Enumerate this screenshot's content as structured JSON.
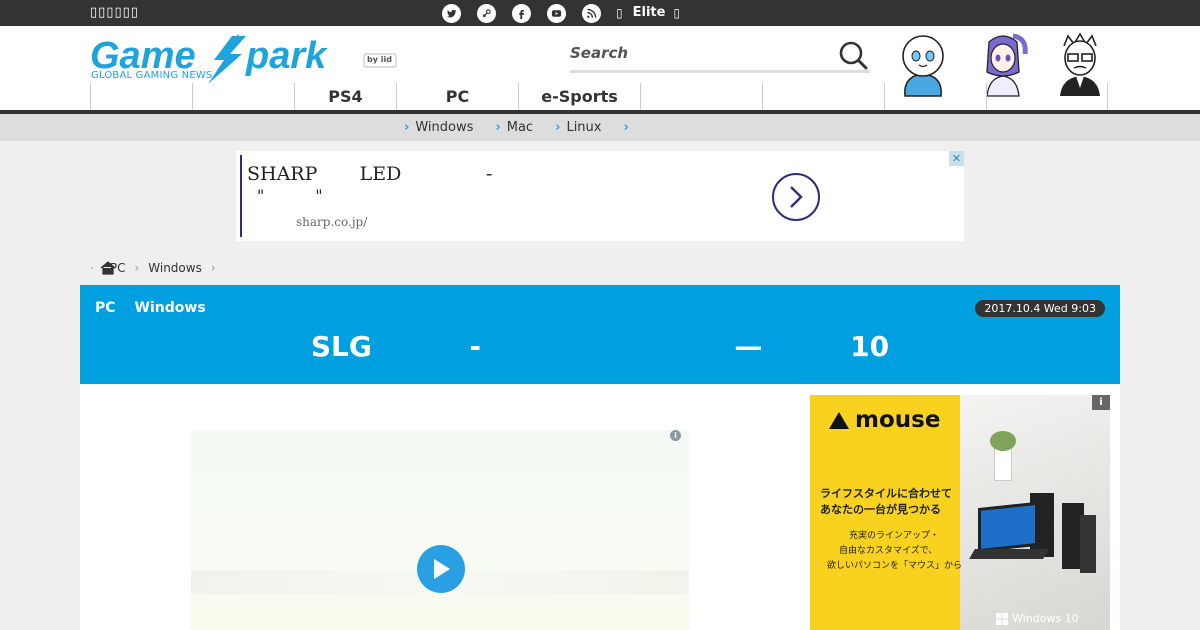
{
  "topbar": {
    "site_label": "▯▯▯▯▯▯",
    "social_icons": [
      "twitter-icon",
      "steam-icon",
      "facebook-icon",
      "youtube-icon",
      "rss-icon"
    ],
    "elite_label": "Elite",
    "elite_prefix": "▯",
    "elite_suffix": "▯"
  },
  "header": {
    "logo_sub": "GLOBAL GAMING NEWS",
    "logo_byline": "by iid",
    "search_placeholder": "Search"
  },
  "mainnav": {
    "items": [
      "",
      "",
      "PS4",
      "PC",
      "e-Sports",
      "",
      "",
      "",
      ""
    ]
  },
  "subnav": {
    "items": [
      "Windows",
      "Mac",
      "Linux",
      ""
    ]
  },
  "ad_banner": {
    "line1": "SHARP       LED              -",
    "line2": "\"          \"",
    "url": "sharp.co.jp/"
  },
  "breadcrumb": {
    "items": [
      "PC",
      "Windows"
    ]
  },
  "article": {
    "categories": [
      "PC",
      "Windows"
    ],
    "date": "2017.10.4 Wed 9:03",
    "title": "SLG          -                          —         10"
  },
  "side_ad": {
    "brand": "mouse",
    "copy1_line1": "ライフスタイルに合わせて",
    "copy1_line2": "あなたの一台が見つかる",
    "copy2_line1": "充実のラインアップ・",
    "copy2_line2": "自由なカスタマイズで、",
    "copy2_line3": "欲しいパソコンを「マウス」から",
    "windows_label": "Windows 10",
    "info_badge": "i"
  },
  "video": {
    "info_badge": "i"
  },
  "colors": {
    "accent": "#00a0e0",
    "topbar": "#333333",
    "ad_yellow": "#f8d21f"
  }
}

— Required work —
Search the data for "Windows". Copy every line that has it.

— Result of the task —
      "Windows",
      "Windows"
      "Windows"
    "windows_label": "Windows 10",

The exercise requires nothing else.